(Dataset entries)
= = = = = = =
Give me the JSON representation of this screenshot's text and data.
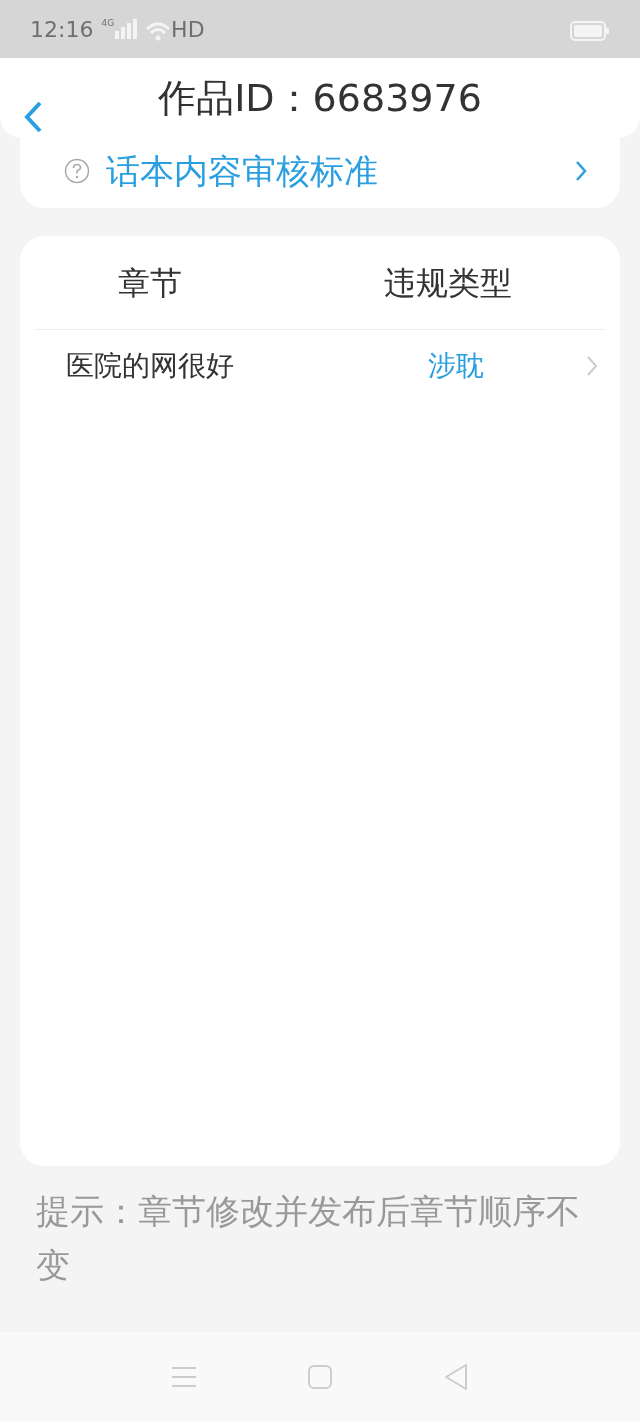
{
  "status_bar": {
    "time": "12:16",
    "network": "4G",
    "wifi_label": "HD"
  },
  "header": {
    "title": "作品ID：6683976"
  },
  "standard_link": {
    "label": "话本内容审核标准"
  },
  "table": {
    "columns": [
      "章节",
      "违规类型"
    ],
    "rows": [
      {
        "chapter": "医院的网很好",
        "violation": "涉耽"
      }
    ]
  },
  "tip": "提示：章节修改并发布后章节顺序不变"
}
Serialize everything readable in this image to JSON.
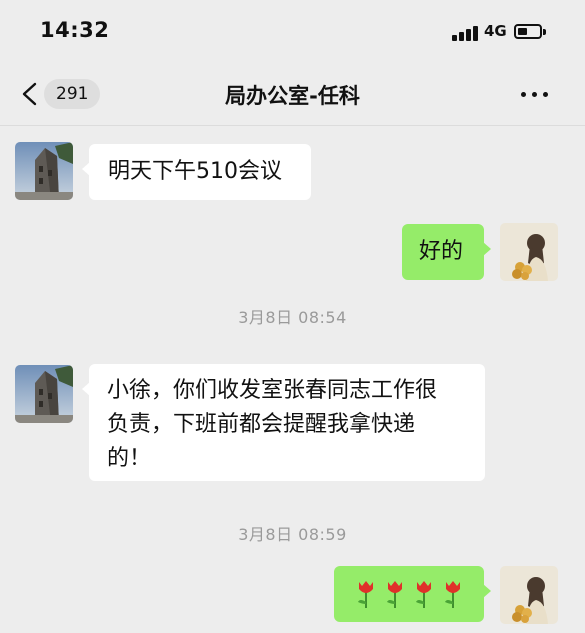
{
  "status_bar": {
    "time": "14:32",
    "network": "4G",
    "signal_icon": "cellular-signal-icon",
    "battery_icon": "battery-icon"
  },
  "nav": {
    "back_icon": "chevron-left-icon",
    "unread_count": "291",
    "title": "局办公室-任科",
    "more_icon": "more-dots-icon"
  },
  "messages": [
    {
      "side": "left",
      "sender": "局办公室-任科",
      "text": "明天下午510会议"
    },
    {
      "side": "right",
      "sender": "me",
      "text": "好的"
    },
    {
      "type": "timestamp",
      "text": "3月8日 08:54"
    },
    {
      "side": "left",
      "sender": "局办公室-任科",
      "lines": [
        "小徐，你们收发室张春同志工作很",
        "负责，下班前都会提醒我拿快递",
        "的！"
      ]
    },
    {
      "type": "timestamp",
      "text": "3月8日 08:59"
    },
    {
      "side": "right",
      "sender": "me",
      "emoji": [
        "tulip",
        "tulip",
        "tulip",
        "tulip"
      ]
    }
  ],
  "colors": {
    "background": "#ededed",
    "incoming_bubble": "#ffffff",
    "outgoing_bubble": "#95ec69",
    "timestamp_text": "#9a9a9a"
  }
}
= = = = = = =
**GOAL OF THE EXERCISE:** What is the number of lines in this material that hold the string "icon"? Answer with that number only.

**ANSWER FOR THE TASK:** 4